**Okuma Metni**
++++++++++++++++++++

Bu kafeler çağlara meydan okuyor

Gezi 29 Ekim 2023
Bu haber 6 ay önce yayınlandı

Ahşap mobilyalar, yüksek tavanlar, art nouveau detaylar… Bu kafeler bir kahve molasının ötesinde eşsiz bir deneyim vadediyor, çünkü tarihleri 17’inci yüzyıla kadar uzanıyor. Çağlar boyunca sanatçıların, entelektüellerin ve düşünürlerin buluşma yerleri olan dünyanın en eski kafelerine gidiyoruz.

Cafe Le Procope (1686, Paris / Fransa)

Saint- Germain’deki Cafe Le Procope, Paris’in en eski kafesi. 1686 yılında Sicilyalı şef Francesco Procopio dei Coltelli tarafından açılmış. Napoleon sık sık gelirmiş, hatta şapkası bile var. Voltaire, Rousseau, Diderot, Robespierre gibi Fransız Devrimi’nin önemli isimlerini ve Aydınlanma filozoflarını, Paul Verlaine gibi Fransız şiirinin önde gelen isimlerini ağırlamış. İçeride Fransız yazar ve filozof Voltaire’in çalışma masasıyla, Benjamin Franklin’in XVI. Louis ile Yeni Cumhuriyet arasında 1778’de imzaladığı Dostluk ve Ticaret Anlaşması’nın taslağının hazırlandığını gösteren bir plaket de görülebilir.

Le Grand Cafe (1899, Moullins / Fransa)

Yüksek barok tavanların altında yemek yemekten kim keyif almaz ki? İşte Le Grand Cafe de Fransa’nın en güzel kafelerinden biri. Art Nouveau ahşap cephesi, tamamen aynalarla kaplı duvarları, saati ve barometresi mükemmel bir şekilde korunmuş. Ana salon; büyük duvar aynalarıyla, yaprak çelenkli alçı sütunlarla, demir işleriyle, büyük bir bronz avizeyle, alegorik freskli bir tavan, cam çatı ve duvar resimleriyle dekore edilmiş. 1900’lü yılların başında şehirdeki ilk sinema gösterimleri burada yapılmış.

The Grand Cafe (1650, Oxford / Birleşik Krallık)

Tarihi bir mekanda ‘5 Çayı’na ne dersiniz? Klasik çayın yanı sıra kremalı çayları da çok ünlü. Oxford Üniversitesi’nin içindeki kafe İngiltere’nin en eski kafesi olarak nam salmış. Mermer sütunlu, altın varaklı kafe, Magdalen College Bodleian Kütüphanesi’ne çok yakın. 2’nci dereceden koruma altındaki bir binada bulunuyor.

Queen’s Lane Coffee House (1654, Oxford / Birleşik Krallık)

İngiltere’deki kahvehaneler ilk olarak 1600’lü yıllarda Oxford’da açılmış. Queen’s Lane Coffee House da tarihi itibarıyla The Grand Cafe’nin en büyük rakibi. Oxford High Street’teki bu küçücük ve sevimli kafe, 1654 yılından beri hizmet veriyor ve her dönem akademisyenlerin gözdesi olmuş.

++++++++++++++++++++

**Yönergeler**
1: Okuma metnine göre aşağıdaki soruları yanıtlayın:
(a) Cafe Le Procope'u 1686 yılında kim açmış?
(b) 1900'lü yılların başında Le Grand Cafe'de neler yapılmış?
(c) Queen's Lane Coffee House hangi caddede bulunuyor?
2: Kayıtların başından "Bar [188,380,212,390]" ifadesini içeren satıra kadar, o satır da dahil olmak üzere, satırları bir JSON dize listesi olarak ifade edin. Her satır için bir dize kullanın ve boş satırları atlayın.
Okuma metni ile kayıtlar birbirinden farklı kaynaklardan alınmıştır.

Kayıtlı girdiler:
++++++++++++++++++++

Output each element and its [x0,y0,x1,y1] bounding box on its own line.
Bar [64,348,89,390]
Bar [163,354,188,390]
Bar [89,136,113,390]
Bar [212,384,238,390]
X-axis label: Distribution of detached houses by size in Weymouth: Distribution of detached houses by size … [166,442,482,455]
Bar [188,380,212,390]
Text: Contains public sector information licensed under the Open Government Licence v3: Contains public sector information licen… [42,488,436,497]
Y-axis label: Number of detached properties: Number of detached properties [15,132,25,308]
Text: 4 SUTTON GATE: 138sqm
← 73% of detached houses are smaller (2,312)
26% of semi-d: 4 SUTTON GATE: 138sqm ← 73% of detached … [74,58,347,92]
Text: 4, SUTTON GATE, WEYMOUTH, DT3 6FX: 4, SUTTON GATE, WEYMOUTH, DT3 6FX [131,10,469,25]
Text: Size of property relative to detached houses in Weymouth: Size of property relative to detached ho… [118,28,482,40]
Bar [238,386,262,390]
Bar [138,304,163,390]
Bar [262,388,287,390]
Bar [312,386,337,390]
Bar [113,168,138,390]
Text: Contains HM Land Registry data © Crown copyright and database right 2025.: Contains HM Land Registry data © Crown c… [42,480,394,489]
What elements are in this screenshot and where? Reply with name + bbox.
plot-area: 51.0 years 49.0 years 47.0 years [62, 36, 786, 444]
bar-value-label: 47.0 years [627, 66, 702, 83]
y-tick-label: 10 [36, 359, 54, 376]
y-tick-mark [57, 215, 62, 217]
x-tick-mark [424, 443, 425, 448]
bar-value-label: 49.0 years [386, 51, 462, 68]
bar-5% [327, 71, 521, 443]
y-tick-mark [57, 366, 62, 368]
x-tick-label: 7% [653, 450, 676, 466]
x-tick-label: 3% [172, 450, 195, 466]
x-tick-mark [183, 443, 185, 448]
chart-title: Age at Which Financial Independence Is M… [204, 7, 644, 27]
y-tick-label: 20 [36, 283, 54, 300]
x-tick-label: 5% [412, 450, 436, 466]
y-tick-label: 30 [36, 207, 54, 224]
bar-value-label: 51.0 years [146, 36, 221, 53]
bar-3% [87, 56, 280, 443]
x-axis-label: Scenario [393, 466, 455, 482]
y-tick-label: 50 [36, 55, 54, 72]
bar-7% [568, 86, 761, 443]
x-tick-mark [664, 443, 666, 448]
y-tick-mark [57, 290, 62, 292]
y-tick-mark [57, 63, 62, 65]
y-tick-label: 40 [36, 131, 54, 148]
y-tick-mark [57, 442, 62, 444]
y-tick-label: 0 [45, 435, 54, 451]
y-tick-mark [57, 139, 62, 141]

++++++++++++++++++++

**Alıştırma Sonuçları**
1:
(a) Sicilyalı şef Francesco Procopio dei Coltelli.
(b) Şehirdeki ilk sinema gösterimleri.
(c) Oxford High Street'te.

2:
[
  "Output each element and its [x0,y0,x1,y1] bounding box on its own line.",
  "Bar [64,348,89,390]",
  "Bar [163,354,188,390]",
  "Bar [89,136,113,390]",
  "Bar [212,384,238,390]",
  "X-axis label: Distribution of detached houses by size in Weymouth: Distribution of detached houses by size … [166,442,482,455]",
  "Bar [188,380,212,390]"
]